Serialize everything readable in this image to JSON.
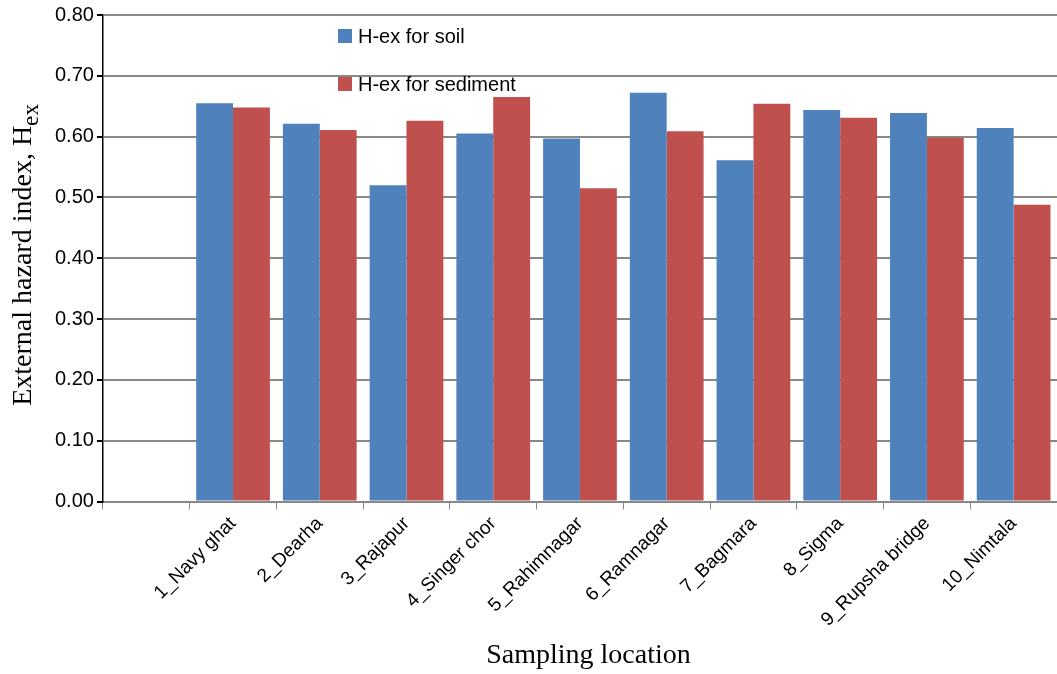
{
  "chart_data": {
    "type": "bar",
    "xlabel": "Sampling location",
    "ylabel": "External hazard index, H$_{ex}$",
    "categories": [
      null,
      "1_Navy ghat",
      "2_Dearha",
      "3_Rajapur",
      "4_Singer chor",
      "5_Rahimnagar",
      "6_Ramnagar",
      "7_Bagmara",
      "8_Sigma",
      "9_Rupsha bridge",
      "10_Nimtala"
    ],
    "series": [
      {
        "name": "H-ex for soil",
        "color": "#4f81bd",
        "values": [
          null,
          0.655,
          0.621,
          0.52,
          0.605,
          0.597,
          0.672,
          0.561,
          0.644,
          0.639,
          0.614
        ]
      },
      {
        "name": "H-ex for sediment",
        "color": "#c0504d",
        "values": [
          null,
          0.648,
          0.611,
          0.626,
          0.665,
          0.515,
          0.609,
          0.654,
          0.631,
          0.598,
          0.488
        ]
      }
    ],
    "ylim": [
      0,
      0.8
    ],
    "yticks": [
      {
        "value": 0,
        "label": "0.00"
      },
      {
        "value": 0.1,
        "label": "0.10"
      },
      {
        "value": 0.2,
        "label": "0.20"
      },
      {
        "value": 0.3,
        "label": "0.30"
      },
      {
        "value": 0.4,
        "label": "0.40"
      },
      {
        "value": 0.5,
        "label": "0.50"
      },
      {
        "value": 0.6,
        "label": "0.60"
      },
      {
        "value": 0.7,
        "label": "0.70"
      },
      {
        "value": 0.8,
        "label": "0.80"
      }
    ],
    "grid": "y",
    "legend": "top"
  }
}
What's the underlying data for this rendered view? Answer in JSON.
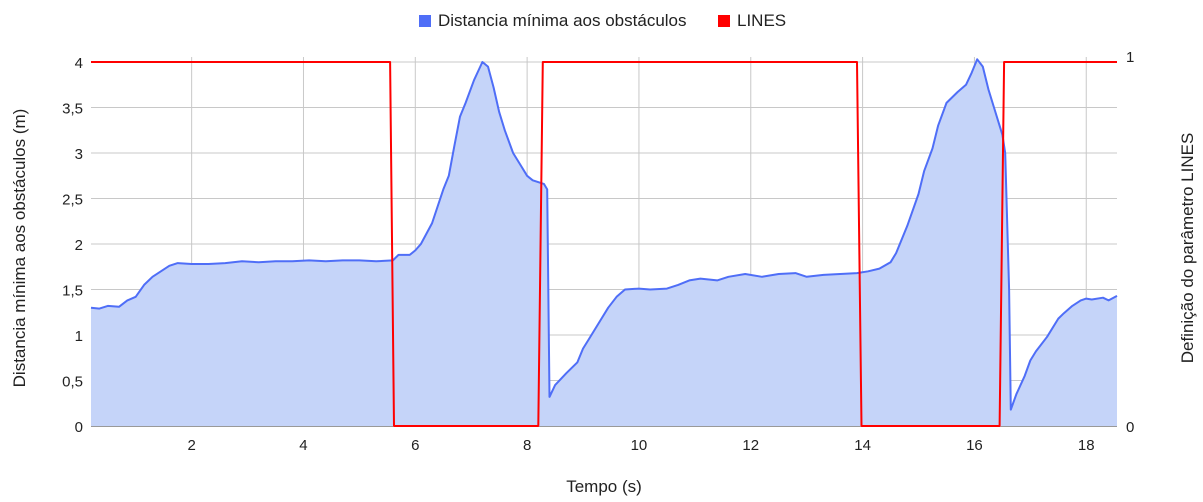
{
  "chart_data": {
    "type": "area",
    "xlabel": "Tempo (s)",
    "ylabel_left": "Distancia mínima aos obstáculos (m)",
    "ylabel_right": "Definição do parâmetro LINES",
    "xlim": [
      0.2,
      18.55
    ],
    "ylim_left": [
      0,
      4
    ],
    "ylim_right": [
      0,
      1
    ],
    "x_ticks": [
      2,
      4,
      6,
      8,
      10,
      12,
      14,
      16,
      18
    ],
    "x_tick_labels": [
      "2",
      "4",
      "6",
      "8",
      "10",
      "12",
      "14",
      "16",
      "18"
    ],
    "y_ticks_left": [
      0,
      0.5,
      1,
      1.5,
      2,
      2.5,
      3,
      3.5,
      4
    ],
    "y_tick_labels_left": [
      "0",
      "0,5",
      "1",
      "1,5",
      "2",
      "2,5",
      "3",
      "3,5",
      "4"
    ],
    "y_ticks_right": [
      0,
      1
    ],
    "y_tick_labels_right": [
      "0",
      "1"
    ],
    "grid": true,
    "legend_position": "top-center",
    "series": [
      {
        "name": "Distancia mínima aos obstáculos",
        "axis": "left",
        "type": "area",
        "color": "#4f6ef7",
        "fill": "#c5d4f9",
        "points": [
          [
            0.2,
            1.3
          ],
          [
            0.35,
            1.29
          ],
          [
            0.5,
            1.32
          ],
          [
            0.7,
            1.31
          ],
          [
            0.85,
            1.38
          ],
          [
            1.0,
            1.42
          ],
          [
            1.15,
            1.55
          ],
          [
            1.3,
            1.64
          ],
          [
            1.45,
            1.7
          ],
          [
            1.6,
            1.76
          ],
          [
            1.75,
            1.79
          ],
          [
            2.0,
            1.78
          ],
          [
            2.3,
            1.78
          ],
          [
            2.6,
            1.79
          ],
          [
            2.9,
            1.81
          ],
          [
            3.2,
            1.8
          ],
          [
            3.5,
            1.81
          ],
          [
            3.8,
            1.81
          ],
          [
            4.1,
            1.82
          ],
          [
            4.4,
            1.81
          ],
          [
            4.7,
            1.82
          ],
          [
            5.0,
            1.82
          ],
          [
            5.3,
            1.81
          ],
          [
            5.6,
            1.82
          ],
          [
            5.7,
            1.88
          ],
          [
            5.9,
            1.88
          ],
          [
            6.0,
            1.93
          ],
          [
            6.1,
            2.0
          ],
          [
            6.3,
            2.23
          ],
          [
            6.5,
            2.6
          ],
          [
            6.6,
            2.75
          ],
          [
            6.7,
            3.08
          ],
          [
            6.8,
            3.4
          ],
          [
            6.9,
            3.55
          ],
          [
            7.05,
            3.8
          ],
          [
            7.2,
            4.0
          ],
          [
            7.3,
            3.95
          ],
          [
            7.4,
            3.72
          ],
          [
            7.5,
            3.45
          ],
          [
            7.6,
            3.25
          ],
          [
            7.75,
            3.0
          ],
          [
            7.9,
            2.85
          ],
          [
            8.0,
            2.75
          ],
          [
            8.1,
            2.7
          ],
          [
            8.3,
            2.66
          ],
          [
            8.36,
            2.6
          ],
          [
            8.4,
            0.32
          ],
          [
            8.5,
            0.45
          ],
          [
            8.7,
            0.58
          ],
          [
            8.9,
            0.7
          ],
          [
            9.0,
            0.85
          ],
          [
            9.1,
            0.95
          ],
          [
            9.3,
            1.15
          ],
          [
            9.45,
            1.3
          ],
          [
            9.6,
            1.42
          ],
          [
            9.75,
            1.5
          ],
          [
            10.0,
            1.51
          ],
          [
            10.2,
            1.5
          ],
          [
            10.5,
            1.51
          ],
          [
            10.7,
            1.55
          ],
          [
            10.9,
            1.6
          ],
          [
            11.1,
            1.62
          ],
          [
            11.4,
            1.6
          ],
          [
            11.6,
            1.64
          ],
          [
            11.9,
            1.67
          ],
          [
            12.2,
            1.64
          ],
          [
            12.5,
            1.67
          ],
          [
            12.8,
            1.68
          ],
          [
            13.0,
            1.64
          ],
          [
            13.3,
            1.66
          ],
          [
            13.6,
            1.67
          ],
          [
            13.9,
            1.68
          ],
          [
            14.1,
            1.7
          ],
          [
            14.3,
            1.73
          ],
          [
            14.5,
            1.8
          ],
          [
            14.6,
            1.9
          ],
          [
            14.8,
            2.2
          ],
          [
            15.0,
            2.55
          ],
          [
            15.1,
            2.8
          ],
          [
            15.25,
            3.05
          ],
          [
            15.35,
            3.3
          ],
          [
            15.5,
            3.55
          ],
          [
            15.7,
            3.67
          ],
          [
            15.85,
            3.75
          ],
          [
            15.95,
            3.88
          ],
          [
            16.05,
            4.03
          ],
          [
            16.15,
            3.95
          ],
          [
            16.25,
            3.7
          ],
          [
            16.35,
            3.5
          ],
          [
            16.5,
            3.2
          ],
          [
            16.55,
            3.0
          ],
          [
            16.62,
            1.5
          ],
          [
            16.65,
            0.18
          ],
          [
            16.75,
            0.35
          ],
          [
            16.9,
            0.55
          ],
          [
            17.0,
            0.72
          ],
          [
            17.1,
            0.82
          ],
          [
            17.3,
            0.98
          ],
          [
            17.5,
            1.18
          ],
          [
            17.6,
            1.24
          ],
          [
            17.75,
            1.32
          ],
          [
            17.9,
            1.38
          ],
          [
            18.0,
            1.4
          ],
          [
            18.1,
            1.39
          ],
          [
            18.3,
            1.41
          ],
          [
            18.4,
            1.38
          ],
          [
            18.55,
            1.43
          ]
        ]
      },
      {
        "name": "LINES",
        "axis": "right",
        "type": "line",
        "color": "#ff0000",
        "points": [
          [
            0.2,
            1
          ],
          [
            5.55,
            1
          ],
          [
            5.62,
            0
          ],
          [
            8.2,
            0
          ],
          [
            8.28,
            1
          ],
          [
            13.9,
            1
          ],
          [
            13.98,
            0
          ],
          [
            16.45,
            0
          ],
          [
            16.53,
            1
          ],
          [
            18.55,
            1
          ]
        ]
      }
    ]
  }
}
_ _ _ _ _ _ _
Without including the pictures, reproduce all entries exactly.

Result of this task
Serialize everything readable in this image to JSON.
{
  "chart_data": {
    "type": "bar",
    "xlabel": "Sampling location",
    "ylabel": "External hazard index, H$_{ex}$",
    "categories": [
      null,
      "1_Navy ghat",
      "2_Dearha",
      "3_Rajapur",
      "4_Singer chor",
      "5_Rahimnagar",
      "6_Ramnagar",
      "7_Bagmara",
      "8_Sigma",
      "9_Rupsha bridge",
      "10_Nimtala"
    ],
    "series": [
      {
        "name": "H-ex for soil",
        "color": "#4f81bd",
        "values": [
          null,
          0.655,
          0.621,
          0.52,
          0.605,
          0.597,
          0.672,
          0.561,
          0.644,
          0.639,
          0.614
        ]
      },
      {
        "name": "H-ex for sediment",
        "color": "#c0504d",
        "values": [
          null,
          0.648,
          0.611,
          0.626,
          0.665,
          0.515,
          0.609,
          0.654,
          0.631,
          0.598,
          0.488
        ]
      }
    ],
    "ylim": [
      0,
      0.8
    ],
    "yticks": [
      {
        "value": 0,
        "label": "0.00"
      },
      {
        "value": 0.1,
        "label": "0.10"
      },
      {
        "value": 0.2,
        "label": "0.20"
      },
      {
        "value": 0.3,
        "label": "0.30"
      },
      {
        "value": 0.4,
        "label": "0.40"
      },
      {
        "value": 0.5,
        "label": "0.50"
      },
      {
        "value": 0.6,
        "label": "0.60"
      },
      {
        "value": 0.7,
        "label": "0.70"
      },
      {
        "value": 0.8,
        "label": "0.80"
      }
    ],
    "grid": "y",
    "legend": "top"
  }
}
What's the underlying data for this rendered view? Answer in JSON.
{
  "chart_data": {
    "type": "area",
    "xlabel": "Tempo (s)",
    "ylabel_left": "Distancia mínima aos obstáculos (m)",
    "ylabel_right": "Definição do parâmetro LINES",
    "xlim": [
      0.2,
      18.55
    ],
    "ylim_left": [
      0,
      4
    ],
    "ylim_right": [
      0,
      1
    ],
    "x_ticks": [
      2,
      4,
      6,
      8,
      10,
      12,
      14,
      16,
      18
    ],
    "x_tick_labels": [
      "2",
      "4",
      "6",
      "8",
      "10",
      "12",
      "14",
      "16",
      "18"
    ],
    "y_ticks_left": [
      0,
      0.5,
      1,
      1.5,
      2,
      2.5,
      3,
      3.5,
      4
    ],
    "y_tick_labels_left": [
      "0",
      "0,5",
      "1",
      "1,5",
      "2",
      "2,5",
      "3",
      "3,5",
      "4"
    ],
    "y_ticks_right": [
      0,
      1
    ],
    "y_tick_labels_right": [
      "0",
      "1"
    ],
    "grid": true,
    "legend_position": "top-center",
    "series": [
      {
        "name": "Distancia mínima aos obstáculos",
        "axis": "left",
        "type": "area",
        "color": "#4f6ef7",
        "fill": "#c5d4f9",
        "points": [
          [
            0.2,
            1.3
          ],
          [
            0.35,
            1.29
          ],
          [
            0.5,
            1.32
          ],
          [
            0.7,
            1.31
          ],
          [
            0.85,
            1.38
          ],
          [
            1.0,
            1.42
          ],
          [
            1.15,
            1.55
          ],
          [
            1.3,
            1.64
          ],
          [
            1.45,
            1.7
          ],
          [
            1.6,
            1.76
          ],
          [
            1.75,
            1.79
          ],
          [
            2.0,
            1.78
          ],
          [
            2.3,
            1.78
          ],
          [
            2.6,
            1.79
          ],
          [
            2.9,
            1.81
          ],
          [
            3.2,
            1.8
          ],
          [
            3.5,
            1.81
          ],
          [
            3.8,
            1.81
          ],
          [
            4.1,
            1.82
          ],
          [
            4.4,
            1.81
          ],
          [
            4.7,
            1.82
          ],
          [
            5.0,
            1.82
          ],
          [
            5.3,
            1.81
          ],
          [
            5.6,
            1.82
          ],
          [
            5.7,
            1.88
          ],
          [
            5.9,
            1.88
          ],
          [
            6.0,
            1.93
          ],
          [
            6.1,
            2.0
          ],
          [
            6.3,
            2.23
          ],
          [
            6.5,
            2.6
          ],
          [
            6.6,
            2.75
          ],
          [
            6.7,
            3.08
          ],
          [
            6.8,
            3.4
          ],
          [
            6.9,
            3.55
          ],
          [
            7.05,
            3.8
          ],
          [
            7.2,
            4.0
          ],
          [
            7.3,
            3.95
          ],
          [
            7.4,
            3.72
          ],
          [
            7.5,
            3.45
          ],
          [
            7.6,
            3.25
          ],
          [
            7.75,
            3.0
          ],
          [
            7.9,
            2.85
          ],
          [
            8.0,
            2.75
          ],
          [
            8.1,
            2.7
          ],
          [
            8.3,
            2.66
          ],
          [
            8.36,
            2.6
          ],
          [
            8.4,
            0.32
          ],
          [
            8.5,
            0.45
          ],
          [
            8.7,
            0.58
          ],
          [
            8.9,
            0.7
          ],
          [
            9.0,
            0.85
          ],
          [
            9.1,
            0.95
          ],
          [
            9.3,
            1.15
          ],
          [
            9.45,
            1.3
          ],
          [
            9.6,
            1.42
          ],
          [
            9.75,
            1.5
          ],
          [
            10.0,
            1.51
          ],
          [
            10.2,
            1.5
          ],
          [
            10.5,
            1.51
          ],
          [
            10.7,
            1.55
          ],
          [
            10.9,
            1.6
          ],
          [
            11.1,
            1.62
          ],
          [
            11.4,
            1.6
          ],
          [
            11.6,
            1.64
          ],
          [
            11.9,
            1.67
          ],
          [
            12.2,
            1.64
          ],
          [
            12.5,
            1.67
          ],
          [
            12.8,
            1.68
          ],
          [
            13.0,
            1.64
          ],
          [
            13.3,
            1.66
          ],
          [
            13.6,
            1.67
          ],
          [
            13.9,
            1.68
          ],
          [
            14.1,
            1.7
          ],
          [
            14.3,
            1.73
          ],
          [
            14.5,
            1.8
          ],
          [
            14.6,
            1.9
          ],
          [
            14.8,
            2.2
          ],
          [
            15.0,
            2.55
          ],
          [
            15.1,
            2.8
          ],
          [
            15.25,
            3.05
          ],
          [
            15.35,
            3.3
          ],
          [
            15.5,
            3.55
          ],
          [
            15.7,
            3.67
          ],
          [
            15.85,
            3.75
          ],
          [
            15.95,
            3.88
          ],
          [
            16.05,
            4.03
          ],
          [
            16.15,
            3.95
          ],
          [
            16.25,
            3.7
          ],
          [
            16.35,
            3.5
          ],
          [
            16.5,
            3.2
          ],
          [
            16.55,
            3.0
          ],
          [
            16.62,
            1.5
          ],
          [
            16.65,
            0.18
          ],
          [
            16.75,
            0.35
          ],
          [
            16.9,
            0.55
          ],
          [
            17.0,
            0.72
          ],
          [
            17.1,
            0.82
          ],
          [
            17.3,
            0.98
          ],
          [
            17.5,
            1.18
          ],
          [
            17.6,
            1.24
          ],
          [
            17.75,
            1.32
          ],
          [
            17.9,
            1.38
          ],
          [
            18.0,
            1.4
          ],
          [
            18.1,
            1.39
          ],
          [
            18.3,
            1.41
          ],
          [
            18.4,
            1.38
          ],
          [
            18.55,
            1.43
          ]
        ]
      },
      {
        "name": "LINES",
        "axis": "right",
        "type": "line",
        "color": "#ff0000",
        "points": [
          [
            0.2,
            1
          ],
          [
            5.55,
            1
          ],
          [
            5.62,
            0
          ],
          [
            8.2,
            0
          ],
          [
            8.28,
            1
          ],
          [
            13.9,
            1
          ],
          [
            13.98,
            0
          ],
          [
            16.45,
            0
          ],
          [
            16.53,
            1
          ],
          [
            18.55,
            1
          ]
        ]
      }
    ]
  }
}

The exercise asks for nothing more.